Exercise prompt:
Print the records again, character for character.
* * * * *
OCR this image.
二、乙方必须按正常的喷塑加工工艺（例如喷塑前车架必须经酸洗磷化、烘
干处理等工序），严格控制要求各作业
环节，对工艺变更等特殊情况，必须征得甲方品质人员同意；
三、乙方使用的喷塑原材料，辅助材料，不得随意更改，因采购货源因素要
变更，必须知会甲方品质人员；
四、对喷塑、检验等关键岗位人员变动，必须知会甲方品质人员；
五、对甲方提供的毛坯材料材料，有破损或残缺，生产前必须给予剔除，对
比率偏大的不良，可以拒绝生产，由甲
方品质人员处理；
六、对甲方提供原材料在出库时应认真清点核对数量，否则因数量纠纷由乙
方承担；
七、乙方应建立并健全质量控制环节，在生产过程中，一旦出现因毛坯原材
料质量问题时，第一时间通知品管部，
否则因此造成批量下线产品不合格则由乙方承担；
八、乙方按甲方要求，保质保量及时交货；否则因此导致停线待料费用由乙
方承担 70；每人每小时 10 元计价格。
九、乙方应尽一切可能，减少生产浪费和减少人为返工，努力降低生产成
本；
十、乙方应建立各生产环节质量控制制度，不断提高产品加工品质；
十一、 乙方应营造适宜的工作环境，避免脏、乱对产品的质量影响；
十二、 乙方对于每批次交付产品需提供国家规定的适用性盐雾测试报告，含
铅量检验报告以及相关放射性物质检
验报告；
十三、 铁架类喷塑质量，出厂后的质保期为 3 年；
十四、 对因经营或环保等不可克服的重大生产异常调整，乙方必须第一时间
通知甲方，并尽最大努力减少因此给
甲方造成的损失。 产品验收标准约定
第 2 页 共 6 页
* * * * *
Written answer:
OCR this image.
二、乙方必须按正常的喷塑加工工艺（例如喷塑前车架必须经酸洗磷化、烘
干处理等工序），严格控制要求各作业
环节，对工艺变更等特殊情况，必须征得甲方品质人员同意；
三、乙方使用的喷塑原材料，辅助材料，不得随意更改，因采购货源因素要
变更，必须知会甲方品质人员；
四、对喷塑、检验等关键岗位人员变动，必须知会甲方品质人员；
五、对甲方提供的毛坯材料材料，有破损或残缺，生产前必须给予剔除，对
比率偏大的不良，可以拒绝生产，由甲
方品质人员处理；
六、对甲方提供原材料在出库时应认真清点核对数量，否则因数量纠纷由乙
方承担；
七、乙方应建立并健全质量控制环节，在生产过程中，一旦出现因毛坯原材
料质量问题时，第一时间通知品管部，
否则因此造成批量下线产品不合格则由乙方承担；
八、乙方按甲方要求，保质保量及时交货；否则因此导致停线待料费用由乙
方承担 70；每人每小时 10 元计价格。
九、乙方应尽一切可能，减少生产浪费和减少人为返工，努力降低生产成
本；
十、乙方应建立各生产环节质量控制制度，不断提高产品加工品质；
十一、 乙方应营造适宜的工作环境，避免脏、乱对产品的质量影响；
十二、 乙方对于每批次交付产品需提供国家规定的适用性盐雾测试报告，含
铅量检验报告以及相关放射性物质检
验报告；
十三、 铁架类喷塑质量，出厂后的质保期为 3 年；
十四、 对因经营或环保等不可克服的重大生产异常调整，乙方必须第一时间
通知甲方，并尽最大努力减少因此给
甲方造成的损失。 产品验收标准约定
第 2 页 共 6 页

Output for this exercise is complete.